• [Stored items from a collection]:
>>>>>
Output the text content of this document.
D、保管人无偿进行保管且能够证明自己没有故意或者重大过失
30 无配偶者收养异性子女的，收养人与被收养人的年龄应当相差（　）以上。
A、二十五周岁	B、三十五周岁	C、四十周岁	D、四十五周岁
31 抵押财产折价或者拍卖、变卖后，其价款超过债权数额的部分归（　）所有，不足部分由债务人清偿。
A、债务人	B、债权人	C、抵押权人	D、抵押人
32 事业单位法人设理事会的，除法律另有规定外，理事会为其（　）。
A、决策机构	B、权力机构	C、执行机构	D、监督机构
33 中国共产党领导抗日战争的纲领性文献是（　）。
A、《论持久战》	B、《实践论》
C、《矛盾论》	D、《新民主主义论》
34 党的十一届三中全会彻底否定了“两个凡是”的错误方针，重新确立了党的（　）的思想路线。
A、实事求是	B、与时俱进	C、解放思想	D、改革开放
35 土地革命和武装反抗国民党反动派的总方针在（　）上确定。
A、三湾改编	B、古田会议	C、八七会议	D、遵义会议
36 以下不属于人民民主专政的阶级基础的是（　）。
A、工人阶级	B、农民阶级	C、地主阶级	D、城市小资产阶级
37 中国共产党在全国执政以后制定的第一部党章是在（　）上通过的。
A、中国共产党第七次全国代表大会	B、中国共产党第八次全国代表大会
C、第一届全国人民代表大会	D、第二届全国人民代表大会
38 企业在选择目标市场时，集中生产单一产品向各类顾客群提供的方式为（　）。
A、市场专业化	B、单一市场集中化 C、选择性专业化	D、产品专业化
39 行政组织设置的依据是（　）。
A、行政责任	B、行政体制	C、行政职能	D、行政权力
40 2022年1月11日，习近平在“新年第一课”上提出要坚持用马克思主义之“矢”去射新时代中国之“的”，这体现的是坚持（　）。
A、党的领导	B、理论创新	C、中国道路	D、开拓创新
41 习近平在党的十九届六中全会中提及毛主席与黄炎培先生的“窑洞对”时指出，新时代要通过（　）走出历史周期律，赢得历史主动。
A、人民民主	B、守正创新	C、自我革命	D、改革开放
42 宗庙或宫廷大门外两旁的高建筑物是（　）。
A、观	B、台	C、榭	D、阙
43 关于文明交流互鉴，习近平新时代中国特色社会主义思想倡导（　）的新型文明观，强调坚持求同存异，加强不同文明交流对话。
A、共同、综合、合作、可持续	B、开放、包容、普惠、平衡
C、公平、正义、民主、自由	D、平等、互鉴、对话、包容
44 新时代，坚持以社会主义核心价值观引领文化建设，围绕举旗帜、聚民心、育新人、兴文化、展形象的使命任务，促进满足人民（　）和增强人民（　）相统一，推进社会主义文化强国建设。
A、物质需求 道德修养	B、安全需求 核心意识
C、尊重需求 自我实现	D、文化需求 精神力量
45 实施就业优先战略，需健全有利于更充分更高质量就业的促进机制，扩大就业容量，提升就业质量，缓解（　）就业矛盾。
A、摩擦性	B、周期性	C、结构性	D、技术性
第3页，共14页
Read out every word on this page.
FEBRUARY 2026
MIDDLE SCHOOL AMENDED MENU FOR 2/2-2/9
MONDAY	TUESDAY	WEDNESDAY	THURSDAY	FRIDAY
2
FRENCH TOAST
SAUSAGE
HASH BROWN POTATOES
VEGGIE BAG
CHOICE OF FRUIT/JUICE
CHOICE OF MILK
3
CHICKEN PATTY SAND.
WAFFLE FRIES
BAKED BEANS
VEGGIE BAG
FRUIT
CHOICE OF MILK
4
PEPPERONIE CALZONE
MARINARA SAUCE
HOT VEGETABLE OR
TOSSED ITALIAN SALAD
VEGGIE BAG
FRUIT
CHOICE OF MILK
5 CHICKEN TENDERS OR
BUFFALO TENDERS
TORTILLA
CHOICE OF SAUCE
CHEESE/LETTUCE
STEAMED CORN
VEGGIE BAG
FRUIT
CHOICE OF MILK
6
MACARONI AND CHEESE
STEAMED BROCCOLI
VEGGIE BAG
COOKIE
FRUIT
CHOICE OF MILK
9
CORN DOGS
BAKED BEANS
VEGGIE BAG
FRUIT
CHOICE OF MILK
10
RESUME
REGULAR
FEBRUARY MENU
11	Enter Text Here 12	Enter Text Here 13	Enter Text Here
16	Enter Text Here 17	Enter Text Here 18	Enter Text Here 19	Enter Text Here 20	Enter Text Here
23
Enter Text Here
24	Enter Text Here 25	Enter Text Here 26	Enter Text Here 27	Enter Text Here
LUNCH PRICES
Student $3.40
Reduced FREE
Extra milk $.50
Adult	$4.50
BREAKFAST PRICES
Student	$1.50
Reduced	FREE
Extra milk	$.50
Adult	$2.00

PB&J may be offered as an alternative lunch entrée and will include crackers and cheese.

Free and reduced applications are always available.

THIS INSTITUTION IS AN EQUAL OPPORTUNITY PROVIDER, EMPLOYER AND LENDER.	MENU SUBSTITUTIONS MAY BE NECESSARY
<<<<<
The listing above should be transcribed in full, exactly as written.

Output the text content of this document.
D、保管人无偿进行保管且能够证明自己没有故意或者重大过失
30 无配偶者收养异性子女的，收养人与被收养人的年龄应当相差（　）以上。
A、二十五周岁	B、三十五周岁	C、四十周岁	D、四十五周岁
31 抵押财产折价或者拍卖、变卖后，其价款超过债权数额的部分归（　）所有，不足部分由债务人清偿。
A、债务人	B、债权人	C、抵押权人	D、抵押人
32 事业单位法人设理事会的，除法律另有规定外，理事会为其（　）。
A、决策机构	B、权力机构	C、执行机构	D、监督机构
33 中国共产党领导抗日战争的纲领性文献是（　）。
A、《论持久战》	B、《实践论》
C、《矛盾论》	D、《新民主主义论》
34 党的十一届三中全会彻底否定了“两个凡是”的错误方针，重新确立了党的（　）的思想路线。
A、实事求是	B、与时俱进	C、解放思想	D、改革开放
35 土地革命和武装反抗国民党反动派的总方针在（　）上确定。
A、三湾改编	B、古田会议	C、八七会议	D、遵义会议
36 以下不属于人民民主专政的阶级基础的是（　）。
A、工人阶级	B、农民阶级	C、地主阶级	D、城市小资产阶级
37 中国共产党在全国执政以后制定的第一部党章是在（　）上通过的。
A、中国共产党第七次全国代表大会	B、中国共产党第八次全国代表大会
C、第一届全国人民代表大会	D、第二届全国人民代表大会
38 企业在选择目标市场时，集中生产单一产品向各类顾客群提供的方式为（　）。
A、市场专业化	B、单一市场集中化 C、选择性专业化	D、产品专业化
39 行政组织设置的依据是（　）。
A、行政责任	B、行政体制	C、行政职能	D、行政权力
40 2022年1月11日，习近平在“新年第一课”上提出要坚持用马克思主义之“矢”去射新时代中国之“的”，这体现的是坚持（　）。
A、党的领导	B、理论创新	C、中国道路	D、开拓创新
41 习近平在党的十九届六中全会中提及毛主席与黄炎培先生的“窑洞对”时指出，新时代要通过（　）走出历史周期律，赢得历史主动。
A、人民民主	B、守正创新	C、自我革命	D、改革开放
42 宗庙或宫廷大门外两旁的高建筑物是（　）。
A、观	B、台	C、榭	D、阙
43 关于文明交流互鉴，习近平新时代中国特色社会主义思想倡导（　）的新型文明观，强调坚持求同存异，加强不同文明交流对话。
A、共同、综合、合作、可持续	B、开放、包容、普惠、平衡
C、公平、正义、民主、自由	D、平等、互鉴、对话、包容
44 新时代，坚持以社会主义核心价值观引领文化建设，围绕举旗帜、聚民心、育新人、兴文化、展形象的使命任务，促进满足人民（　）和增强人民（　）相统一，推进社会主义文化强国建设。
A、物质需求 道德修养	B、安全需求 核心意识
C、尊重需求 自我实现	D、文化需求 精神力量
45 实施就业优先战略，需健全有利于更充分更高质量就业的促进机制，扩大就业容量，提升就业质量，缓解（　）就业矛盾。
A、摩擦性	B、周期性	C、结构性	D、技术性
第3页，共14页
Read out every word on this page.
FEBRUARY 2026
MIDDLE SCHOOL AMENDED MENU FOR 2/2-2/9
MONDAY	TUESDAY	WEDNESDAY	THURSDAY	FRIDAY
2
FRENCH TOAST
SAUSAGE
HASH BROWN POTATOES
VEGGIE BAG
CHOICE OF FRUIT/JUICE
CHOICE OF MILK
3
CHICKEN PATTY SAND.
WAFFLE FRIES
BAKED BEANS
VEGGIE BAG
FRUIT
CHOICE OF MILK
4
PEPPERONIE CALZONE
MARINARA SAUCE
HOT VEGETABLE OR
TOSSED ITALIAN SALAD
VEGGIE BAG
FRUIT
CHOICE OF MILK
5 CHICKEN TENDERS OR
BUFFALO TENDERS
TORTILLA
CHOICE OF SAUCE
CHEESE/LETTUCE
STEAMED CORN
VEGGIE BAG
FRUIT
CHOICE OF MILK
6
MACARONI AND CHEESE
STEAMED BROCCOLI
VEGGIE BAG
COOKIE
FRUIT
CHOICE OF MILK
9
CORN DOGS
BAKED BEANS
VEGGIE BAG
FRUIT
CHOICE OF MILK
10
RESUME
REGULAR
FEBRUARY MENU
11	Enter Text Here 12	Enter Text Here 13	Enter Text Here
16	Enter Text Here 17	Enter Text Here 18	Enter Text Here 19	Enter Text Here 20	Enter Text Here
23
Enter Text Here
24	Enter Text Here 25	Enter Text Here 26	Enter Text Here 27	Enter Text Here
LUNCH PRICES
Student $3.40
Reduced FREE
Extra milk $.50
Adult	$4.50
BREAKFAST PRICES
Student	$1.50
Reduced	FREE
Extra milk	$.50
Adult	$2.00

PB&J may be offered as an alternative lunch entrée and will include crackers and cheese.

Free and reduced applications are always available.

THIS INSTITUTION IS AN EQUAL OPPORTUNITY PROVIDER, EMPLOYER AND LENDER.	MENU SUBSTITUTIONS MAY BE NECESSARY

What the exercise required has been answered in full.